Il 9 agosto 2019 è stata depositata in Senato una mozione di sfiducia nei confronti del Governo Conte, con la conseguente apertura di una crisi di governo. Ma cosa si intende per crisi di governo e quali sono i possibili scenari a seguito dell’eventuale approvazione della stessa? Il presente articolo compie un’analisi dal punto di vista costituzionale su quanto dobbiamo aspettarci nei prossimi mesi

 

La crisi di governo per il c.d. Governo giallo-verde ed il “contratto di governo”

Prima di addentrarci nel merito della questione, analizzando gli istituti costituzionali e la prassi sottesa alla crisi di governo, è utile fare un breve excursus storico sulla formazione – abbastanza travagliata – del Governo Conte.

Il Governo Conte è un Governo che non è espressione di un’unica maggioranza, intesa quale maggioranza composta da un unico partito. Nelle ultime legislature, ciò è abbastanza frequente, con Governi c.d. multipartitici, espressioni di coalizione instaurate tra i partiti che hanno raggiunto il maggior numero di voti. Il Governo Conte è stato soprannominato il “Governo giallo-verde”, poiché frutto di un’alleanza tra Movimento 5 Stelle e Lega.

All’indomani del 4 marzo 2018, data in cui gli italiani si sono recati alle urne per il rinnovo delle Camere, i risultati erano i seguenti: sconfitta netta del Partito Democratico (18,7%), partito che nella precedente legislatura deteneva la maggioranza parlamentare; la coalizione di centro-destra si è accaparrata il circa 35%, e dei partiti componenti la coalizione la Lega è quella che ha conquistato più voti (17%), seguita da Forza Italia (14%) e Fratelli d’Italia (4%); il M5S, invece, raggiunge il 32% dei voti, rappresentando il partito che ha raggiunto il maggior numero di voti e divenendo, quindi, il primo partito in Italia[1].

Quindi, la politica italiana, a seguito delle elezioni del 4 marzo 2018, è divisa in 3 grandi forze, rappresentate, in ordine decrescente, dal M5S, dalla colazione di centro-destra e dal PD. Gli altri partiti rappresentano una minoranza poco rilevante, non arrivando neanche a sedere dietro i banchi del Parlamento poiché non si è raggiunta la soglia di sbarramento del 3%.

Il M5S è stato il partito con il maggior numero di voti, ma da solo non era capace di formare la maggioranza richiesta dalla legge elettorale vigente al momento delle elezioni, ossia il c.d. Rosatellum bis[2]. Pertanto, erano necessarie alleanze affinché si potesse raggiungere una maggioranza in Parlamento idonea a garantire in primis l’approvazione della mozione di fiducia da parte delle Camere nei confronti del nuovo Governo; e poi per garantire anche il corretto funzionamento dello stesso.

(Annotazioni dei riquadri degli elementi)
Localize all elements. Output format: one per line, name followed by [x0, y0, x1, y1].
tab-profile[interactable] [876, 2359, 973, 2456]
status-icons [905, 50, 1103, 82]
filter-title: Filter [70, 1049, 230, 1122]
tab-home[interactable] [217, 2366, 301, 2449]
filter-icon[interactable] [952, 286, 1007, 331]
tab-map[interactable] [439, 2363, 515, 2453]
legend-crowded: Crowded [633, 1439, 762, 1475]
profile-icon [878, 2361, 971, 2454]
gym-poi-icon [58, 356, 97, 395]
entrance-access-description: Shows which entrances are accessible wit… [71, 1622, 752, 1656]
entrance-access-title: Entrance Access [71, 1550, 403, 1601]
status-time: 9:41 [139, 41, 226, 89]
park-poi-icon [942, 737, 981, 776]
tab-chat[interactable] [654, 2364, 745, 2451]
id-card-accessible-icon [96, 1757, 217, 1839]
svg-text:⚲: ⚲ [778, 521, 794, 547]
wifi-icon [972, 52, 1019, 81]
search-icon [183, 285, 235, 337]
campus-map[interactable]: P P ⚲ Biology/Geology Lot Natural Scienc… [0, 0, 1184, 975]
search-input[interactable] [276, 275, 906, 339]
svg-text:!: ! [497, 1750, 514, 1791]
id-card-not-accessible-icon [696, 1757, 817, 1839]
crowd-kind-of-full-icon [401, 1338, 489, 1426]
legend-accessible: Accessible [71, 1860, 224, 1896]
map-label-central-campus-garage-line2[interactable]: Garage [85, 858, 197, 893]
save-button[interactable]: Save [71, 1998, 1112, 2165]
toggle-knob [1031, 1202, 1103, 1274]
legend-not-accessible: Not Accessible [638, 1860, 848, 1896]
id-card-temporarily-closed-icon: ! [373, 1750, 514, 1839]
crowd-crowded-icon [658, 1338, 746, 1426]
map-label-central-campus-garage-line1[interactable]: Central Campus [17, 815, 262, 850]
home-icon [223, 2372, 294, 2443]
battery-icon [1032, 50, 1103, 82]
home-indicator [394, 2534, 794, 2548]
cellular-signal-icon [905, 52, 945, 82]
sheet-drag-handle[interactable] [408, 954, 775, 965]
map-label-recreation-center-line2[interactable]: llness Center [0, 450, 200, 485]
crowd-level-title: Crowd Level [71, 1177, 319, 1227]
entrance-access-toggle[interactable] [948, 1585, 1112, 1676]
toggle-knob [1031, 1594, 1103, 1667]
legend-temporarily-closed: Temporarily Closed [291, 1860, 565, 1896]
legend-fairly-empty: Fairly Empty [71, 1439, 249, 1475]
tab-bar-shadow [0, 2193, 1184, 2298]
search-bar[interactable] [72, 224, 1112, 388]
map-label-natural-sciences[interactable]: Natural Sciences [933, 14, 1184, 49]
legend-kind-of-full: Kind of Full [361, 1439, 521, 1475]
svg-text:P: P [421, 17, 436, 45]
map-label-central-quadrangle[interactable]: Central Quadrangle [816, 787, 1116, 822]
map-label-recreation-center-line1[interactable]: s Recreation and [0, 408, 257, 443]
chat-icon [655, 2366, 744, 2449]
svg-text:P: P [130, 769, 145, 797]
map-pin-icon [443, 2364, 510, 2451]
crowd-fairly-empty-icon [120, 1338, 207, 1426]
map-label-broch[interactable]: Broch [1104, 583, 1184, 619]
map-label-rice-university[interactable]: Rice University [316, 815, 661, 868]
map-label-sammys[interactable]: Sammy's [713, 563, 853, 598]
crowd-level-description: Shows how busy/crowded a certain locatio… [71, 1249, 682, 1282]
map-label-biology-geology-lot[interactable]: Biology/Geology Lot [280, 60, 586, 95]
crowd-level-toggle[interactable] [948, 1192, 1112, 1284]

- **ISTRUZIONI**:
1/ Traduca in inglese la seguente frase del testo sulla crisi del Governo Conte: "Il Governo Conte è stato soprannominato il “Governo giallo-verde”, poiché frutto di un’alleanza tra Movimento 5 Stelle e Lega."
2/ Riassuma in tre frasi il testo sulla crisi del Governo Conte.
3/ Prosegua il testo sulla crisi del Governo Conte a partire dalla fine dell'ultima frase riportata.

- **RISPOSTE**:
1/ The Conte Government was nicknamed the "yellow-green Government," since it was the result of an alliance between the Five Star Movement and the League.

2/ Il 9 agosto 2019 è stata depositata in Senato una mozione di sfiducia nei confronti del Governo Conte, con la conseguente apertura di una crisi di governo. Dopo le elezioni del 4 marzo 2018 la politica italiana risultava divisa in tre grandi forze: il M5S, primo partito con il 32% dei voti, la coalizione di centro-destra con circa il 35% e il PD con il 18,7%. Poiché il M5S da solo non era in grado di formare la maggioranza richiesta dal Rosatellum bis, erano necessarie alleanze, e il Governo Conte è nato da un'alleanza tra Movimento 5 Stelle e Lega, da cui il soprannome di "Governo giallo-verde".

3/
Intanto, il Presidente della Repubblica iniziò le consultazioni per la formazione di nuovo Governo, ex art. 92 Cost. Nelle more delle consultazioni si è pervenuti ad una maggioranza parlamentare, rappresentata dalla coalizione tra M5S e Lega, che intanto aveva abbandonato la coalizione di centro-destra. Tale coalizione viene definitivamente suffragata e concretizzata con la conclusione di un c.d. “contratto di governo”, che non è altro che un semplice accordo di coalizione che esprime gli impegni di entrambe le parti. In tale “contratto”, infatti, M5S e Lega hanno positivizzato i propri programmi politici e sono scesi a compromessi, stabilendo punto per punto, articolo per articolo, quali riforme attuare, anche se è dubbia la validità giuridica e una forza vincolante di tale “contratto”.

Pervenuti così ad una maggioranza parlamentare, le due forze politiche indicano al Capo dello Stato il nome di Giuseppe Conte come Presidente del Consiglio dei Ministri. Così il Presidente Mattarella affida all’Avv. Giuseppe Conte il compito di formare il Governo.

Non entreremo nel merito delle vicende travagliate che hanno visto la nascita del Governo Conte, in quanto destinate a costituire uno studio separato, ed inoltre non è rilevante ai fini della presente analisi. Ciò che è importante sottolineare è che il Governo Conte è nato da un accordo tra due partiti apparentemente in contrasto tra loro, con divergenze di vedute che, come vedremo, sono ricadute sulla vita del Governo stesso e che hanno portato, inevitabilmente, alla crisi[3].

 

Un’analisi costituzionalmente orientata della crisi

La crisi di governo è un evento che è destinato a sfociare nelle dimissioni di un governo, e le cause che la scatenano possono essere le più svariate.

Al tal proposito si suole distinguere tra crisi parlamentari e crisi extra-parlamentari.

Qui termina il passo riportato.